» Instruction: Every line below that contains "JSON" is to be copied.

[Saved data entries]
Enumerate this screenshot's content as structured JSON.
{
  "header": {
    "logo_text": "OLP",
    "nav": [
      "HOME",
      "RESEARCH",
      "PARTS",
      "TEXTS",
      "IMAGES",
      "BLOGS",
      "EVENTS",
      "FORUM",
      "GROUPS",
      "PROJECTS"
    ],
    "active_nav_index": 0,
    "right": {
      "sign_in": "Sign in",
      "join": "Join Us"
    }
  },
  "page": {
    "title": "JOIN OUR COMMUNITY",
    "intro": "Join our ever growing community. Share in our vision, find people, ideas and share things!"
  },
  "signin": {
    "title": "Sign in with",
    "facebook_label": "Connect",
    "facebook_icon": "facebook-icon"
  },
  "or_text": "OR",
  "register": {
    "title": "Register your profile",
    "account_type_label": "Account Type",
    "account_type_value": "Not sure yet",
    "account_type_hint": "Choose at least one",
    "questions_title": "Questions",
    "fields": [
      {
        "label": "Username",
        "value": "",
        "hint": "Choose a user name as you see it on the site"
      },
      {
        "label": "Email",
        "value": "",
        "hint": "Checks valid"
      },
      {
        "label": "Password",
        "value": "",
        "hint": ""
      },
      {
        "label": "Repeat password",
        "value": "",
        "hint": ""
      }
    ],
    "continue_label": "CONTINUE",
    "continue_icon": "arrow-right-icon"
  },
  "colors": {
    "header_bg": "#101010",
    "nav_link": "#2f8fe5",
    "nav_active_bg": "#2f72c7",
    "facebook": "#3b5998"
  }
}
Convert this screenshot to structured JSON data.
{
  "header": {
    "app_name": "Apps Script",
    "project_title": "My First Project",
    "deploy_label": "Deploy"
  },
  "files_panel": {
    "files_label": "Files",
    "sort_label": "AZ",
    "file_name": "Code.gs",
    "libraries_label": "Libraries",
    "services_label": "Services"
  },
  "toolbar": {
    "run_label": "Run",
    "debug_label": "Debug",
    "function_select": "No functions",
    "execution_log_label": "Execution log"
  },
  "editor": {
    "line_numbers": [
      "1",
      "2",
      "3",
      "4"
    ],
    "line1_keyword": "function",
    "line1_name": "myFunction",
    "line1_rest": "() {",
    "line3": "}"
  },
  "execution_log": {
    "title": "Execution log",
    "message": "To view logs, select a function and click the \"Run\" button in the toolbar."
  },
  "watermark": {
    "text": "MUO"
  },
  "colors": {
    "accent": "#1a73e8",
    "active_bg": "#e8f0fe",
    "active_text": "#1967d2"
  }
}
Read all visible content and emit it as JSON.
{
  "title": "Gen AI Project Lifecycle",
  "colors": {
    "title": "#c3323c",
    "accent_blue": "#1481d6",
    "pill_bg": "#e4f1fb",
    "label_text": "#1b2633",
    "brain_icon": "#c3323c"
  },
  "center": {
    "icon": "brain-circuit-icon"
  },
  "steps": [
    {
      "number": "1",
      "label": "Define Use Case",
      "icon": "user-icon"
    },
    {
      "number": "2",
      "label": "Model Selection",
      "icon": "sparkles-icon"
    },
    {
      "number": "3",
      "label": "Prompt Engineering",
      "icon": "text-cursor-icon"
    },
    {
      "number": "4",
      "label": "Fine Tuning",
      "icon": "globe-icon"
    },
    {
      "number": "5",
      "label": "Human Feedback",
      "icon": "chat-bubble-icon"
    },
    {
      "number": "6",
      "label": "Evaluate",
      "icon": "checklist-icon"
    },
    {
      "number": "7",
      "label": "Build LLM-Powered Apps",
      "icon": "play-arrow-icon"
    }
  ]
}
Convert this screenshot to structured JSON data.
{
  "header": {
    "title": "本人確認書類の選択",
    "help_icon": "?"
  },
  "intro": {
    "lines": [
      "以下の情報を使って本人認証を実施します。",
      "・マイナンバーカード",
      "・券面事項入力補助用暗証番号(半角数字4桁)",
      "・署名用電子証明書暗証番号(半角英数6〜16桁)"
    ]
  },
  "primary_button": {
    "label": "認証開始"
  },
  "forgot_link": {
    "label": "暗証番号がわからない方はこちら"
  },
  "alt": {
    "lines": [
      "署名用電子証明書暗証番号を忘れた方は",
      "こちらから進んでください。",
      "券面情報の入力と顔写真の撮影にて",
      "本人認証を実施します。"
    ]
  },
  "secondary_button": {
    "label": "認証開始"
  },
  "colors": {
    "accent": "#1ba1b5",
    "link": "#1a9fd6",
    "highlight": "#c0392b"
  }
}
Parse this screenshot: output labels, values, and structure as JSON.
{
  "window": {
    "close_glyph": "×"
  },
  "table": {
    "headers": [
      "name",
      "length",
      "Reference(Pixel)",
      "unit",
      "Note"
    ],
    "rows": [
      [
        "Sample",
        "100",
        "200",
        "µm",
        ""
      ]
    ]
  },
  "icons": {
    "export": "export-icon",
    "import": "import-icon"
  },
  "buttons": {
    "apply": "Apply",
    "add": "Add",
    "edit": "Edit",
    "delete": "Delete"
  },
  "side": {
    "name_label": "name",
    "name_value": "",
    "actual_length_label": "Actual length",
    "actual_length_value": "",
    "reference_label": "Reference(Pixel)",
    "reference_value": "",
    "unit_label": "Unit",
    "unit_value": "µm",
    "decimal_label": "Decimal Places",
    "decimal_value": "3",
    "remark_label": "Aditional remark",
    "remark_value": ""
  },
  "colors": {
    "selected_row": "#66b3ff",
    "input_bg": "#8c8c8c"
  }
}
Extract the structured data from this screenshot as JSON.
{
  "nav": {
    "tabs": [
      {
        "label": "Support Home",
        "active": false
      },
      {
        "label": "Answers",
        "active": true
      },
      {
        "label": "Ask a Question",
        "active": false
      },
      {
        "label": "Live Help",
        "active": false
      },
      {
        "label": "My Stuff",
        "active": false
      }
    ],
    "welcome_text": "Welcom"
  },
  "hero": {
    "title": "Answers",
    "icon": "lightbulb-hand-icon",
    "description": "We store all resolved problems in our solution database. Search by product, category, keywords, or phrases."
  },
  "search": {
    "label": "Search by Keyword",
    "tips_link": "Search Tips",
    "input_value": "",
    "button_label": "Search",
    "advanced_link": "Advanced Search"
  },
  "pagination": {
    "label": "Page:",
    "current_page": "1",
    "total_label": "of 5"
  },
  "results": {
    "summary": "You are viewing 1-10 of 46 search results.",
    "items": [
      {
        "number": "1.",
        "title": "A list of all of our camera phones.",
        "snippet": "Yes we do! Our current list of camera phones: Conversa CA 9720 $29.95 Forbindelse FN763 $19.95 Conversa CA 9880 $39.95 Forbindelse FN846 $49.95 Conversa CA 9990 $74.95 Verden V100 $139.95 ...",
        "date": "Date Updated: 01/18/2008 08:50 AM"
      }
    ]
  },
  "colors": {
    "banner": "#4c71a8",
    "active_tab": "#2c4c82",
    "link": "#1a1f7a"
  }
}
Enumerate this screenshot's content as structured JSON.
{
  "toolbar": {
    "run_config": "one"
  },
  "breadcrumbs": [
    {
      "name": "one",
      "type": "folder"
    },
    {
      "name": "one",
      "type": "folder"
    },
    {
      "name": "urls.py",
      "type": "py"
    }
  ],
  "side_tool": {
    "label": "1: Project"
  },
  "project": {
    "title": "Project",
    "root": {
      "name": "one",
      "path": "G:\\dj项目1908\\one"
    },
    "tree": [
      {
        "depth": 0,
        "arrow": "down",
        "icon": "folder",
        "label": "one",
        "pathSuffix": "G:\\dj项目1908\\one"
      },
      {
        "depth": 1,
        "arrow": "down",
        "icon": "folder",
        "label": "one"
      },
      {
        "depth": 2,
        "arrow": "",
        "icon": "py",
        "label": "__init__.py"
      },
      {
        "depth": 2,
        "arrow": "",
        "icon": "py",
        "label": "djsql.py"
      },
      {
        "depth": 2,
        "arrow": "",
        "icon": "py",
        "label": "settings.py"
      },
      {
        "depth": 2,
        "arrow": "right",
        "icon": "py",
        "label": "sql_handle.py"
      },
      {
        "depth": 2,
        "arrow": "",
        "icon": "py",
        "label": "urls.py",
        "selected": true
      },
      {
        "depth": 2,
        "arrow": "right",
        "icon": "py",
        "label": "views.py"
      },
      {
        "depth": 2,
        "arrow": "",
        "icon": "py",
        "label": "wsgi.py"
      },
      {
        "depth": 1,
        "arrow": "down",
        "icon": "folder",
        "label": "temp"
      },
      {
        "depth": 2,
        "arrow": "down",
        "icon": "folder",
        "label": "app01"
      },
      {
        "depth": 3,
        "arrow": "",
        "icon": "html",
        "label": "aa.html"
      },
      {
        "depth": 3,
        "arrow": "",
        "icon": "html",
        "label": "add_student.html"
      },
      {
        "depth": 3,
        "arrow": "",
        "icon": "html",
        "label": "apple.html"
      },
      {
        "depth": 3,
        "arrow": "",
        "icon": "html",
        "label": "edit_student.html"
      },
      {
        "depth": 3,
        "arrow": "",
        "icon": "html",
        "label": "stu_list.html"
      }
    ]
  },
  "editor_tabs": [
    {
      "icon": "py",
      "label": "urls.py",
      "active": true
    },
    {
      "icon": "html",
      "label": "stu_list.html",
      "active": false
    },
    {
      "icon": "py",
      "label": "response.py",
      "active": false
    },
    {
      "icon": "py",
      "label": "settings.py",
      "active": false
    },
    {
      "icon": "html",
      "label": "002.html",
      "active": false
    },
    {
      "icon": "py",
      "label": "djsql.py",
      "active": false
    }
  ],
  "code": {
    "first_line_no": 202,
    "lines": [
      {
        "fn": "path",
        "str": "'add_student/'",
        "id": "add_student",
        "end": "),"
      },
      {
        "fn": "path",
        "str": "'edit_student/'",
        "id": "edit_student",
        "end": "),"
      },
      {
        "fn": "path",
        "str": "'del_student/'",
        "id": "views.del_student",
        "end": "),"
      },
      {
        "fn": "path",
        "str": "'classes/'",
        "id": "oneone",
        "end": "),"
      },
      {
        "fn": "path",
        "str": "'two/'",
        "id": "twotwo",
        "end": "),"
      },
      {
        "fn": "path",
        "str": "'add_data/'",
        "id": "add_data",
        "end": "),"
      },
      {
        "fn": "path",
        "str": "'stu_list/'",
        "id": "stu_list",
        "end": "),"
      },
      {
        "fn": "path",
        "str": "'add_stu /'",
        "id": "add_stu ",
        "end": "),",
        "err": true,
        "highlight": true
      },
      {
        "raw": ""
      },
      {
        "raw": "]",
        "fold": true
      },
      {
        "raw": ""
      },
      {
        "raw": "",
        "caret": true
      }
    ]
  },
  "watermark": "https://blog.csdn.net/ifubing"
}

» Worked answer:
Enumerate this screenshot's content as structured JSON.
Convert this screenshot to structured JSON data.
Read all visible content and emit it as JSON.
Convert this screenshot to structured JSON data.
Parse this screenshot: output labels, values, and structure as JSON.
Extract the structured data from this screenshot as JSON.
Enumerate this screenshot's content as structured JSON.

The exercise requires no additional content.